■ **Dataset records**
--------------------------------------------------

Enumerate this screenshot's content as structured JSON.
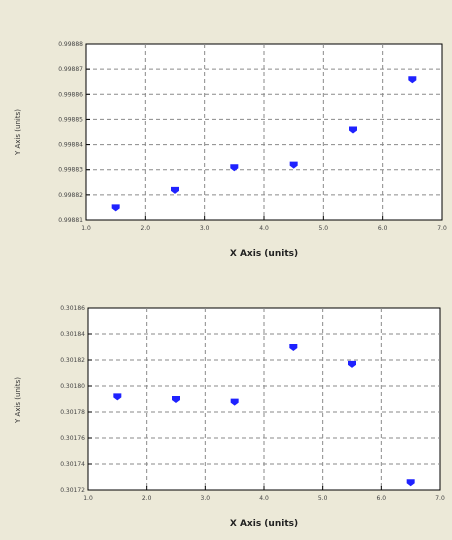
{
  "colors": {
    "background": "#ece9d8",
    "plot_bg": "#ffffff",
    "grid": "#8a8a8a",
    "marker": "#1f22ff"
  },
  "chart_data": [
    {
      "type": "scatter",
      "xlabel": "X Axis (units)",
      "ylabel": "Y Axis (units)",
      "xlim": [
        1.0,
        7.0
      ],
      "ylim": [
        0.99881,
        0.99888
      ],
      "x_ticks": [
        "1.0",
        "2.0",
        "3.0",
        "4.0",
        "5.0",
        "6.0",
        "7.0"
      ],
      "y_ticks": [
        "0.99881",
        "0.99882",
        "0.99883",
        "0.99884",
        "0.99885",
        "0.99886",
        "0.99887",
        "0.99888"
      ],
      "grid": true,
      "series": [
        {
          "x": [
            1.5,
            2.5,
            3.5,
            4.5,
            5.5,
            6.5
          ],
          "y": [
            0.998815,
            0.998822,
            0.998831,
            0.998832,
            0.998846,
            0.998866
          ]
        }
      ]
    },
    {
      "type": "scatter",
      "xlabel": "X Axis (units)",
      "ylabel": "Y Axis (units)",
      "xlim": [
        1.0,
        7.0
      ],
      "ylim": [
        0.30172,
        0.30186
      ],
      "x_ticks": [
        "1.0",
        "2.0",
        "3.0",
        "4.0",
        "5.0",
        "6.0",
        "7.0"
      ],
      "y_ticks": [
        "0.30172",
        "0.30174",
        "0.30176",
        "0.30178",
        "0.30180",
        "0.30182",
        "0.30184",
        "0.30186"
      ],
      "grid": true,
      "series": [
        {
          "x": [
            1.5,
            2.5,
            3.5,
            4.5,
            5.5,
            6.5
          ],
          "y": [
            0.301792,
            0.30179,
            0.301788,
            0.30183,
            0.301817,
            0.301726
          ]
        }
      ]
    }
  ]
}
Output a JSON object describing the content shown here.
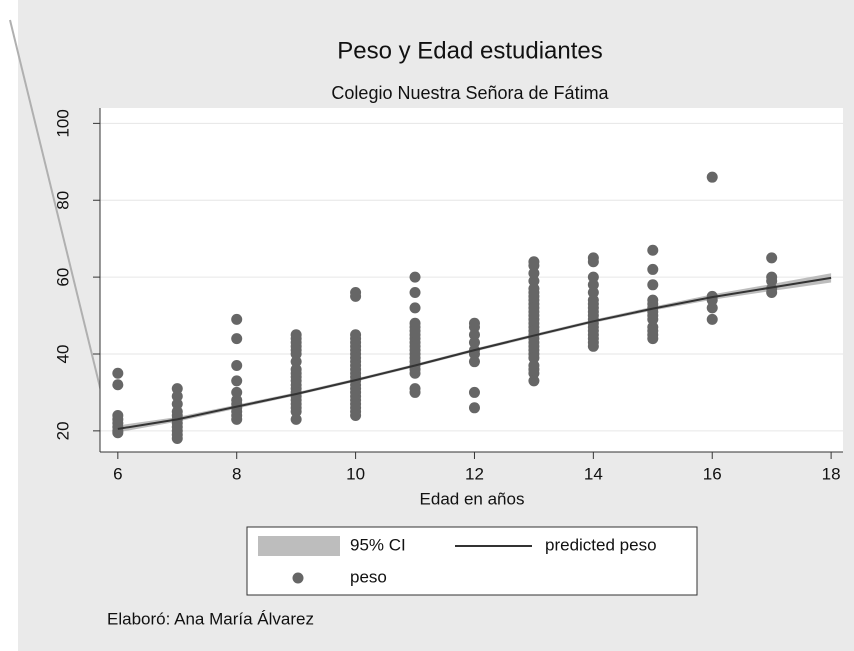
{
  "chart_data": {
    "type": "scatter",
    "title": "Peso y Edad estudiantes",
    "subtitle": "Colegio Nuestra Señora de Fátima",
    "x_label": "Edad en años",
    "note": "Elaboró: Ana María Álvarez",
    "xlim": [
      5.7,
      18.2
    ],
    "ylim": [
      14.5,
      104
    ],
    "xticks": [
      6,
      8,
      10,
      12,
      14,
      16,
      18
    ],
    "yticks": [
      20,
      40,
      60,
      80,
      100
    ],
    "grid": true,
    "legend": "bottom",
    "series": [
      {
        "name": "95% CI",
        "type": "area",
        "color": "#bdbdbd",
        "x": [
          6,
          7,
          8,
          9,
          10,
          11,
          12,
          13,
          14,
          15,
          16,
          17,
          18
        ],
        "lower": [
          19.6,
          22.4,
          25.8,
          29.2,
          32.8,
          36.6,
          40.6,
          44.4,
          48.1,
          51.3,
          54.1,
          56.4,
          58.6
        ],
        "upper": [
          21.4,
          23.6,
          26.8,
          30,
          33.6,
          37.4,
          41.4,
          45.2,
          48.9,
          52.3,
          55.5,
          58.2,
          61
        ]
      },
      {
        "name": "predicted peso",
        "type": "line",
        "color": "#333333",
        "x": [
          6,
          7,
          8,
          9,
          10,
          11,
          12,
          13,
          14,
          15,
          16,
          17,
          18
        ],
        "values": [
          20.5,
          23,
          26.3,
          29.6,
          33.2,
          37,
          41,
          44.8,
          48.5,
          51.8,
          54.8,
          57.3,
          59.8
        ]
      },
      {
        "name": "peso",
        "type": "scatter",
        "color": "#666666",
        "x": [
          6,
          6,
          6,
          6,
          6,
          6,
          6,
          6,
          7,
          7,
          7,
          7,
          7,
          7,
          7,
          7,
          7,
          7,
          7,
          8,
          8,
          8,
          8,
          8,
          8,
          8,
          8,
          8,
          8,
          8,
          9,
          9,
          9,
          9,
          9,
          9,
          9,
          9,
          9,
          9,
          9,
          9,
          9,
          9,
          9,
          9,
          9,
          9,
          9,
          9,
          10,
          10,
          10,
          10,
          10,
          10,
          10,
          10,
          10,
          10,
          10,
          10,
          10,
          10,
          10,
          10,
          10,
          10,
          10,
          10,
          10,
          10,
          10,
          10,
          11,
          11,
          11,
          11,
          11,
          11,
          11,
          11,
          11,
          11,
          11,
          11,
          11,
          11,
          11,
          11,
          11,
          11,
          11,
          12,
          12,
          12,
          12,
          12,
          12,
          12,
          12,
          12,
          13,
          13,
          13,
          13,
          13,
          13,
          13,
          13,
          13,
          13,
          13,
          13,
          13,
          13,
          13,
          13,
          13,
          13,
          13,
          13,
          13,
          13,
          13,
          13,
          13,
          13,
          13,
          14,
          14,
          14,
          14,
          14,
          14,
          14,
          14,
          14,
          14,
          14,
          14,
          14,
          14,
          14,
          14,
          14,
          14,
          15,
          15,
          15,
          15,
          15,
          15,
          15,
          15,
          15,
          15,
          15,
          15,
          15,
          16,
          16,
          16,
          16,
          16,
          17,
          17,
          17,
          17,
          17
        ],
        "values": [
          35,
          32,
          24,
          23,
          22,
          21,
          20,
          19.5,
          31,
          29,
          27,
          25,
          24,
          23,
          22,
          21,
          20,
          19,
          18,
          49,
          44,
          37,
          33,
          30,
          28,
          27,
          26,
          25,
          24,
          23,
          45,
          44,
          43,
          42,
          41,
          40,
          38,
          36,
          35,
          34,
          33,
          32,
          31,
          30,
          29,
          28,
          27,
          26,
          25,
          23,
          56,
          55,
          45,
          44,
          43,
          42,
          41,
          40,
          39,
          38,
          37,
          36,
          35,
          34,
          33,
          32,
          31,
          30,
          29,
          28,
          27,
          26,
          25,
          24,
          60,
          56,
          52,
          48,
          47,
          46,
          45,
          44,
          43,
          42,
          41,
          40,
          39,
          38,
          37,
          36,
          35,
          31,
          30,
          48,
          47,
          45,
          43,
          41,
          40,
          38,
          30,
          26,
          64,
          63,
          61,
          59,
          57,
          56,
          55,
          54,
          53,
          52,
          51,
          50,
          49,
          48,
          47,
          46,
          45,
          44,
          43,
          42,
          41,
          40,
          39,
          37,
          36,
          35,
          33,
          65,
          64,
          60,
          58,
          56,
          54,
          53,
          52,
          51,
          50,
          49,
          48,
          47,
          46,
          45,
          44,
          43,
          42,
          67,
          62,
          58,
          54,
          53,
          52,
          51,
          50,
          49,
          47,
          46,
          45,
          44,
          86,
          55,
          54,
          52,
          49,
          65,
          60,
          59,
          57,
          56
        ]
      }
    ]
  }
}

--------------------------------------------------

■ **Objective**
In the records above, find each line holding "Edad" and copy it.

■ **Solved exercise**
    "title": "Peso y Edad estudiantes",
    "x_label": "Edad en años",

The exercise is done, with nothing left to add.